Task prompt | Across the entries below, how many lines contain the string "this"? Give only the count.

+ + + + +

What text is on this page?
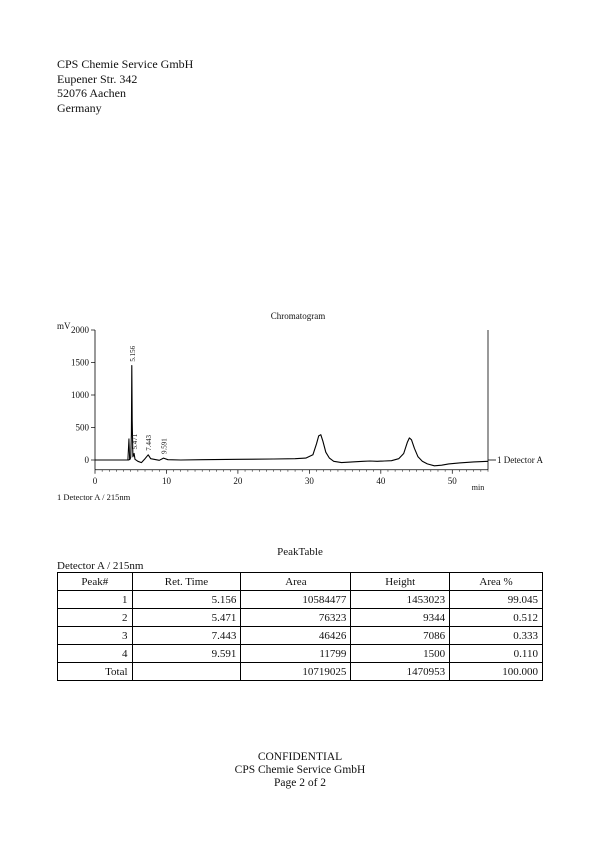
CPS Chemie Service GmbH
Eupener Str. 342
52076 Aachen
Germany
Chromatogram
mV
0
500
1000
1500
2000
0	10	20	30	40	50
min
1 Detector A
5.156
5.471 7.443 9.591
1 Detector A / 215nm
PeakTable
Detector A / 215nm
Peak#	Ret. Time	Area	Height	Area %
1	5.156	10584477	1453023	99.045
2	5.471	76323	9344	0.512
3	7.443	46426	7086	0.333
4	9.591	11799	1500	0.110
Total		10719025	1470953	100.000
CONFIDENTIAL
CPS Chemie Service GmbH
Page 2 of 2
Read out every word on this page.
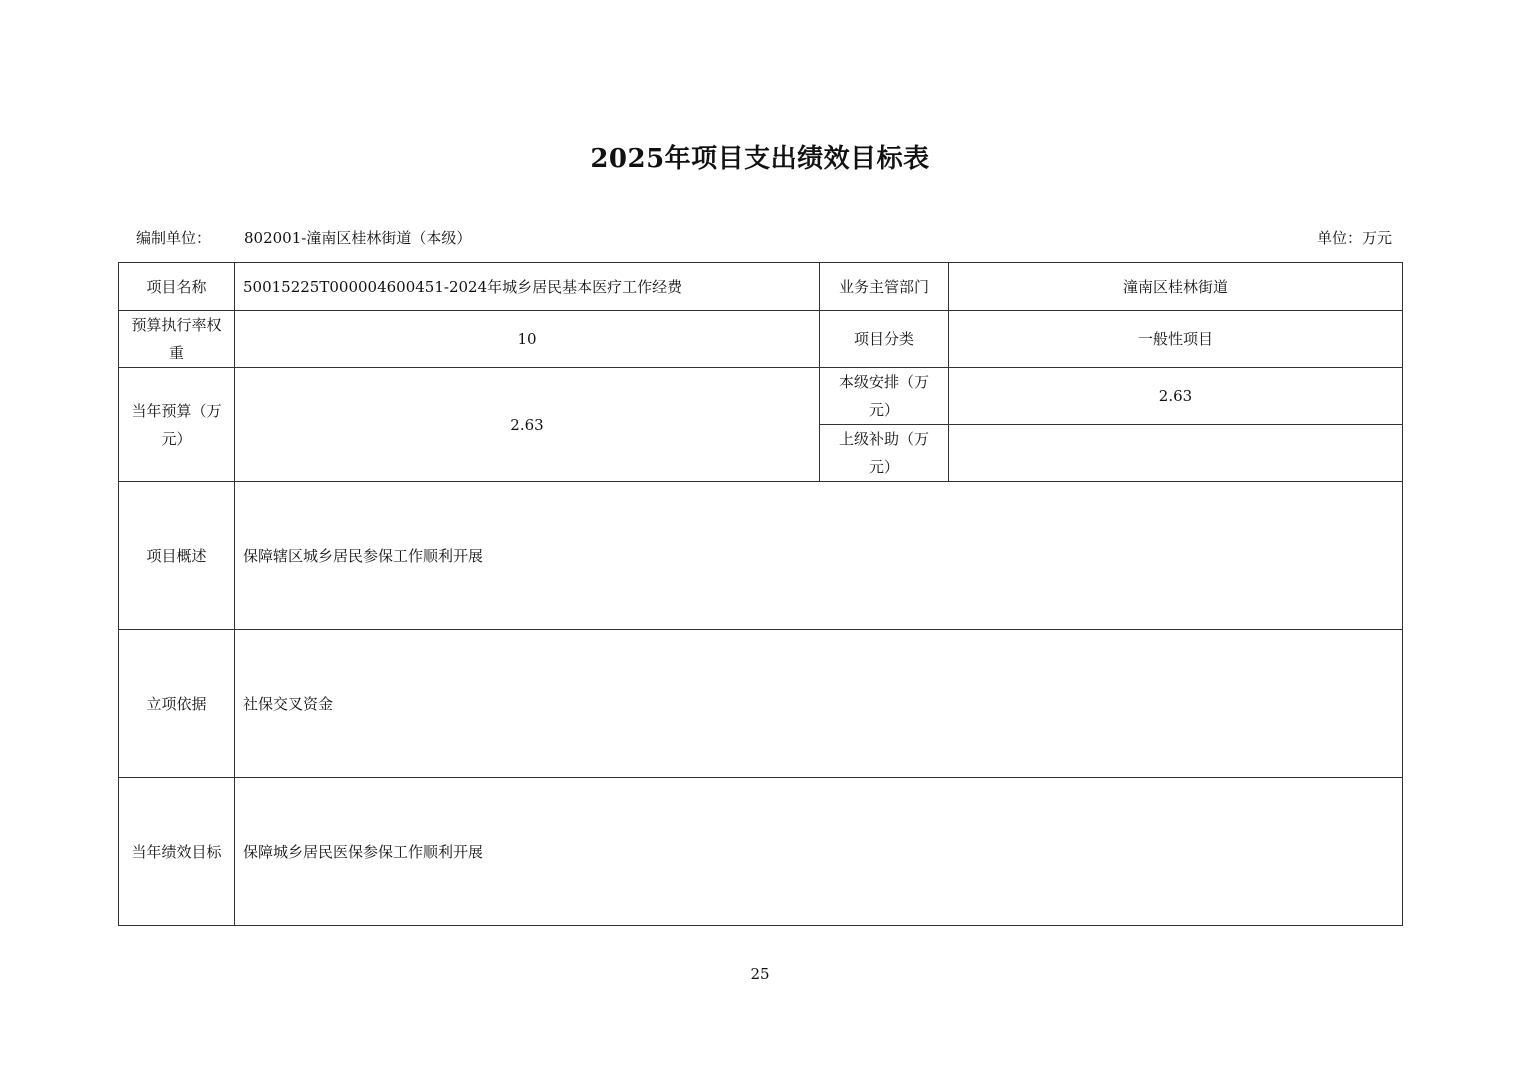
2025年项目支出绩效目标表
编制单位： 802001-潼南区桂林街道（本级）	单位：万元
项目名称	50015225T000004600451-2024年城乡居民基本医疗工作经费	业务主管部门	潼南区桂林街道
预算执行率权重	10	项目分类	一般性项目
当年预算（万元）	2.63	本级安排（万元）	2.63
		上级补助（万元）	
项目概述	保障辖区城乡居民参保工作顺利开展		
立项依据	社保交叉资金		
当年绩效目标	保障城乡居民医保参保工作顺利开展		
25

+ + + + +

Output | 2